__What to produce__
Show, in full, each line of the data that contains "internal".

** BEGIN Input for this task **

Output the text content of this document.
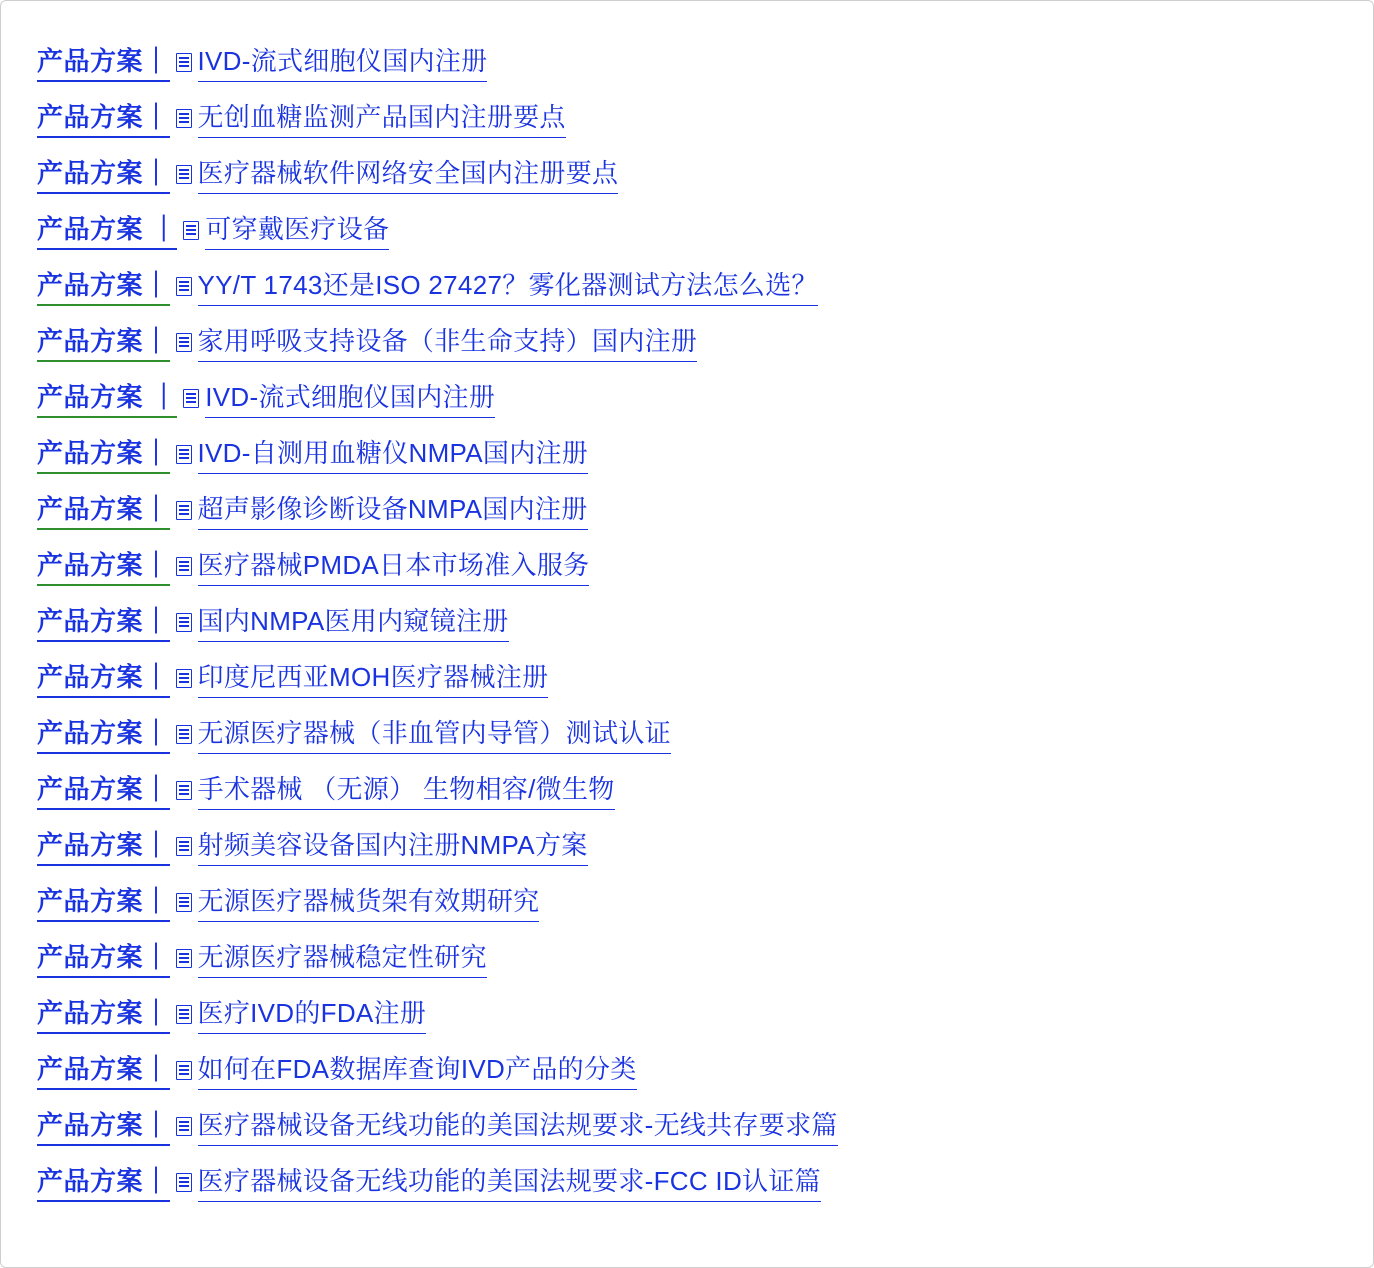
产品方案｜ IVD-流式细胞仪国内注册
产品方案｜ 无创血糖监测产品国内注册要点
产品方案｜ 医疗器械软件网络安全国内注册要点
产品方案 ｜ 可穿戴医疗设备
产品方案｜ YY/T 1743还是ISO 27427？雾化器测试方法怎么选？
产品方案｜ 家用呼吸支持设备（非生命支持）国内注册
产品方案 ｜ IVD-流式细胞仪国内注册
产品方案｜ IVD-自测用血糖仪NMPA国内注册
产品方案｜ 超声影像诊断设备NMPA国内注册
产品方案｜ 医疗器械PMDA日本市场准入服务
产品方案｜ 国内NMPA医用内窥镜注册
产品方案｜ 印度尼西亚MOH医疗器械注册
产品方案｜ 无源医疗器械（非血管内导管）测试认证
产品方案｜ 手术器械 （无源） 生物相容/微生物
产品方案｜ 射频美容设备国内注册NMPA方案
产品方案｜ 无源医疗器械货架有效期研究
产品方案｜ 无源医疗器械稳定性研究
产品方案｜ 医疗IVD的FDA注册
产品方案｜ 如何在FDA数据库查询IVD产品的分类
产品方案｜ 医疗器械设备无线功能的美国法规要求-无线共存要求篇
产品方案｜ 医疗器械设备无线功能的美国法规要求-FCC ID认证篇
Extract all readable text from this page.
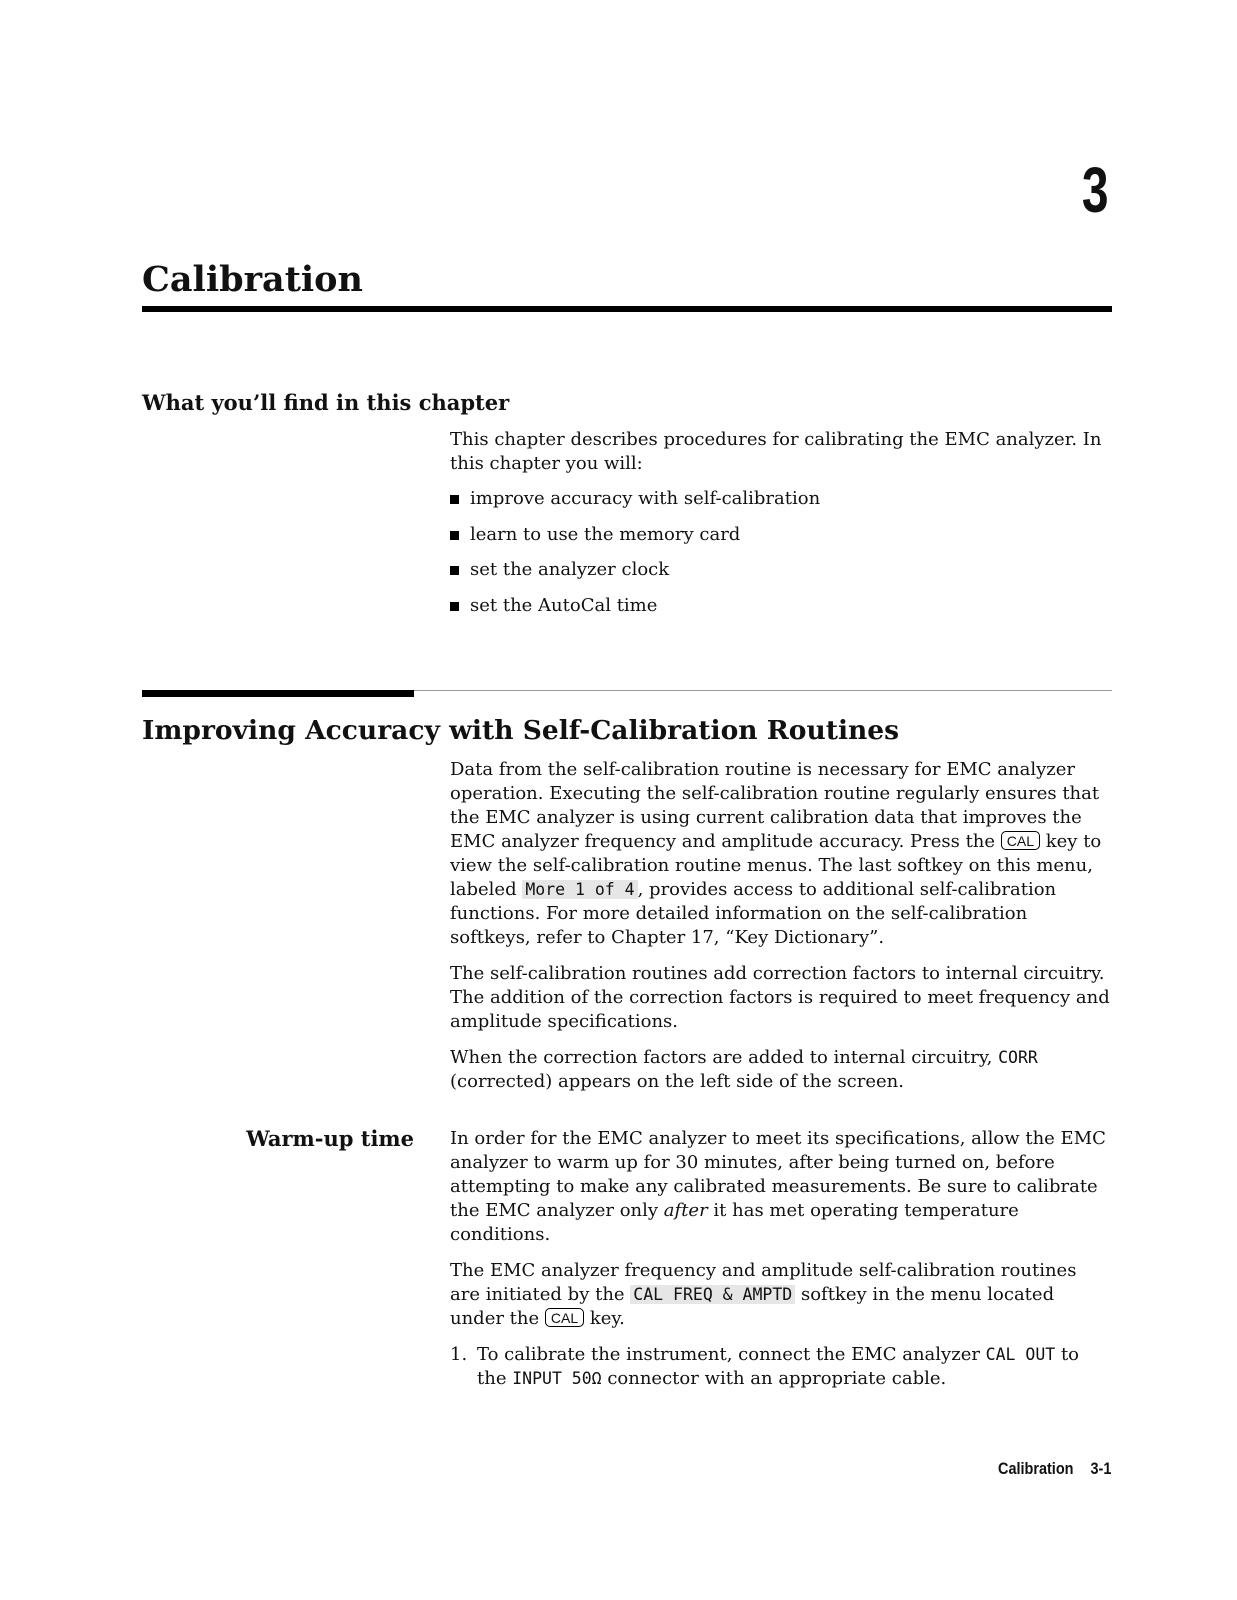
3
Calibration
What you’ll find in this chapter

This chapter describes procedures for calibrating the EMC analyzer. In this chapter you will:

improve accuracy with self-calibration
learn to use the memory card
set the analyzer clock
set the AutoCal time
Improving Accuracy with Self-Calibration Routines

Data from the self-calibration routine is necessary for EMC analyzer operation. Executing the self-calibration routine regularly ensures that the EMC analyzer is using current calibration data that improves the EMC analyzer frequency and amplitude accuracy. Press the CAL key to view the self-calibration routine menus. The last softkey on this menu, labeled More 1 of 4 , provides access to additional self-calibration functions. For more detailed information on the self-calibration softkeys, refer to Chapter 17, “Key Dictionary”.

The self-calibration routines add correction factors to internal circuitry. The addition of the correction factors is required to meet frequency and amplitude specifications.

When the correction factors are added to internal circuitry, CORR (corrected) appears on the left side of the screen.

Warm-up time In order for the EMC analyzer to meet its specifications, allow the EMC analyzer to warm up for 30 minutes, after being turned on, before attempting to make any calibrated measurements. Be sure to calibrate the EMC analyzer only after it has met operating temperature conditions.

The EMC analyzer frequency and amplitude self-calibration routines are initiated by the CAL FREQ & AMPTD softkey in the menu located under the CAL key.

1. To calibrate the instrument, connect the EMC analyzer CAL OUT to the INPUT 50Ω connector with an appropriate cable.
Calibration 3-1
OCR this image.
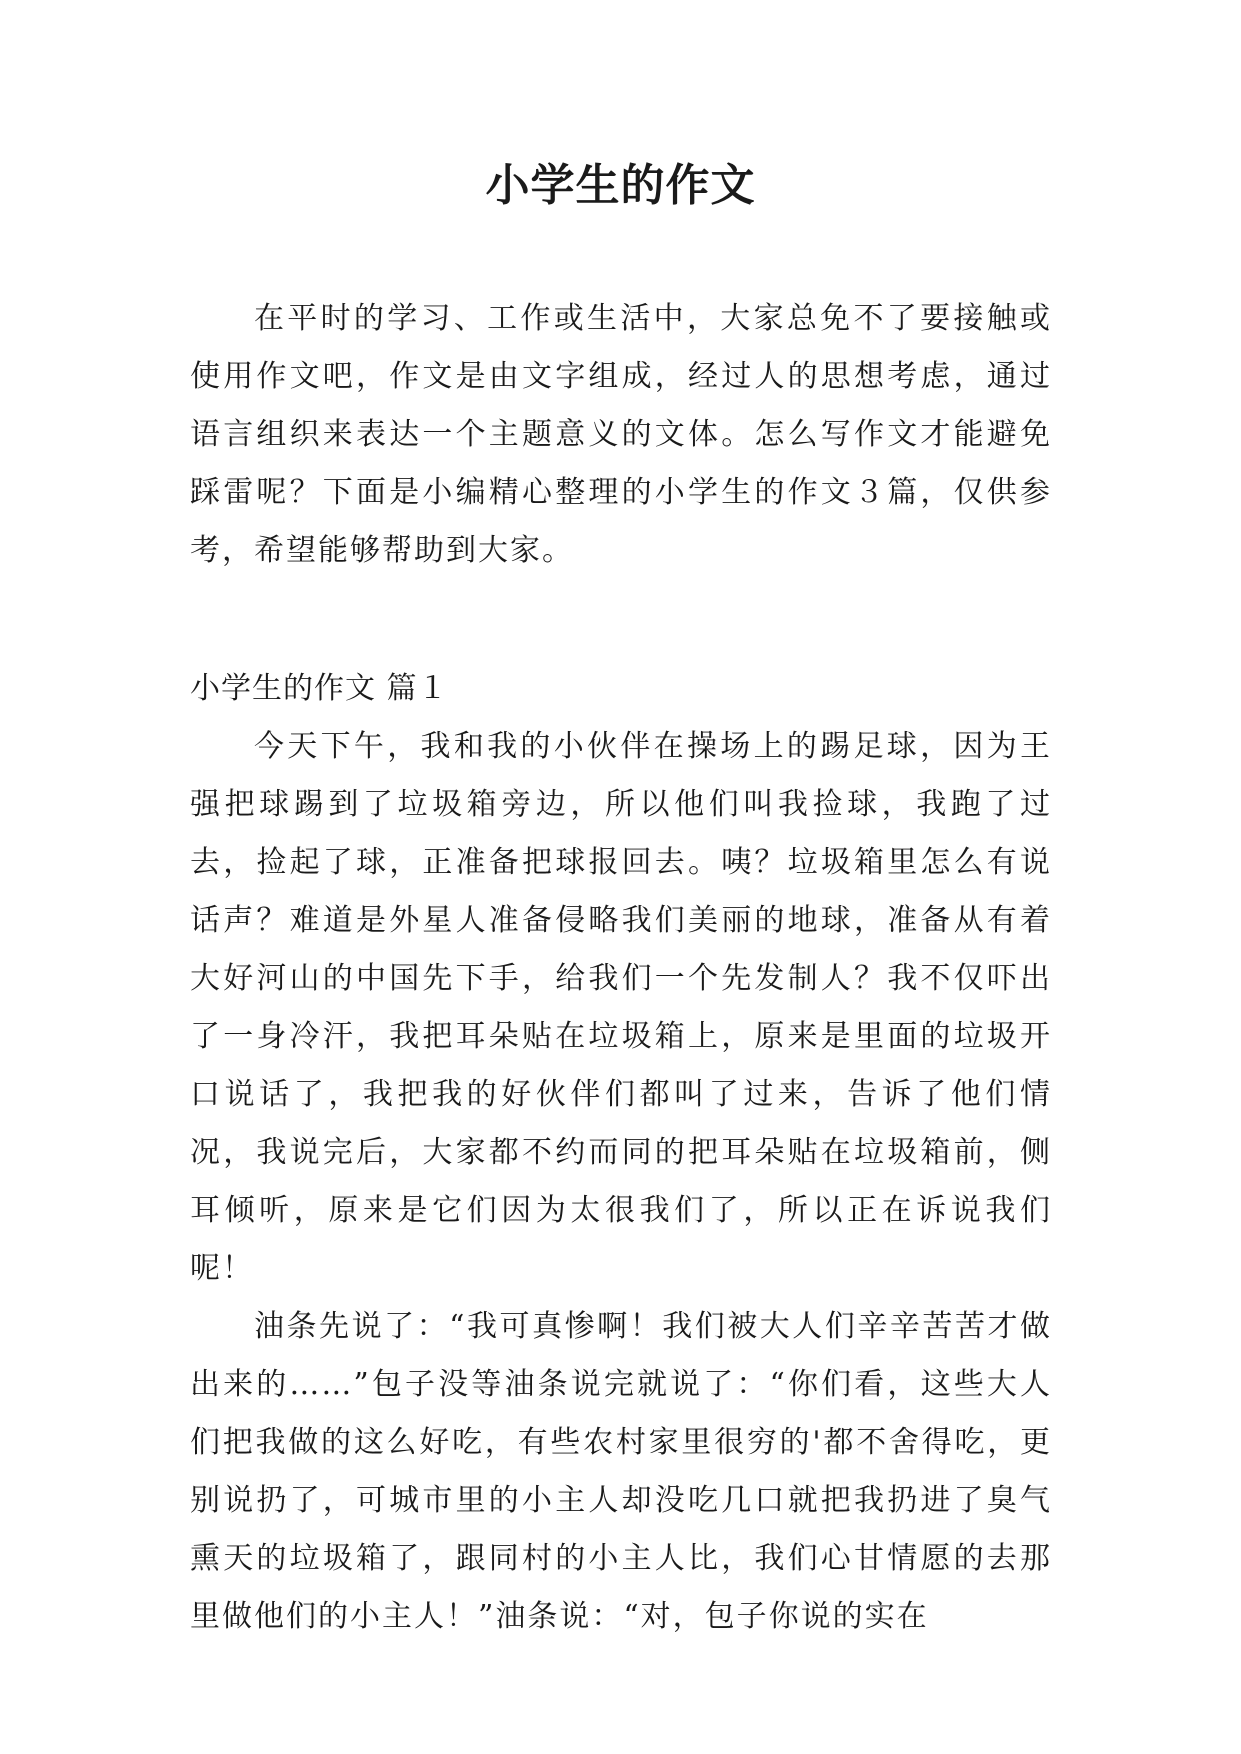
小学生的作文

在平时的学习、工作或生活中，大家总免不了要接触或使用作文吧，作文是由文字组成，经过人的思想考虑，通过语言组织来表达一个主题意义的文体。怎么写作文才能避免踩雷呢？下面是小编精心整理的小学生的作文３篇，仅供参考，希望能够帮助到大家。

小学生的作文 篇１

今天下午，我和我的小伙伴在操场上的踢足球，因为王强把球踢到了垃圾箱旁边，所以他们叫我捡球，我跑了过去，捡起了球，正准备把球报回去。咦？垃圾箱里怎么有说话声？难道是外星人准备侵略我们美丽的地球，准备从有着大好河山的中国先下手，给我们一个先发制人？我不仅吓出了一身冷汗，我把耳朵贴在垃圾箱上，原来是里面的垃圾开口说话了，我把我的好伙伴们都叫了过来，告诉了他们情况，我说完后，大家都不约而同的把耳朵贴在垃圾箱前，侧耳倾听，原来是它们因为太很我们了，所以正在诉说我们呢！

油条先说了：“我可真惨啊！我们被大人们辛辛苦苦才做出来的……”包子没等油条说完就说了：“你们看，这些大人们把我做的这么好吃，有些农村家里很穷的'都不舍得吃，更别说扔了，可城市里的小主人却没吃几口就把我扔进了臭气熏天的垃圾箱了，跟同村的小主人比，我们心甘情愿的去那里做他们的小主人！”油条说：“对，包子你说的实在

** END Input for this task **

__The reply__
The self-calibration routines add correction factors to internal circuitry. The addition of the correction factors is required to meet frequency and amplitude specifications.
When the correction factors are added to internal circuitry, CORR (corrected) appears on the left side of the screen.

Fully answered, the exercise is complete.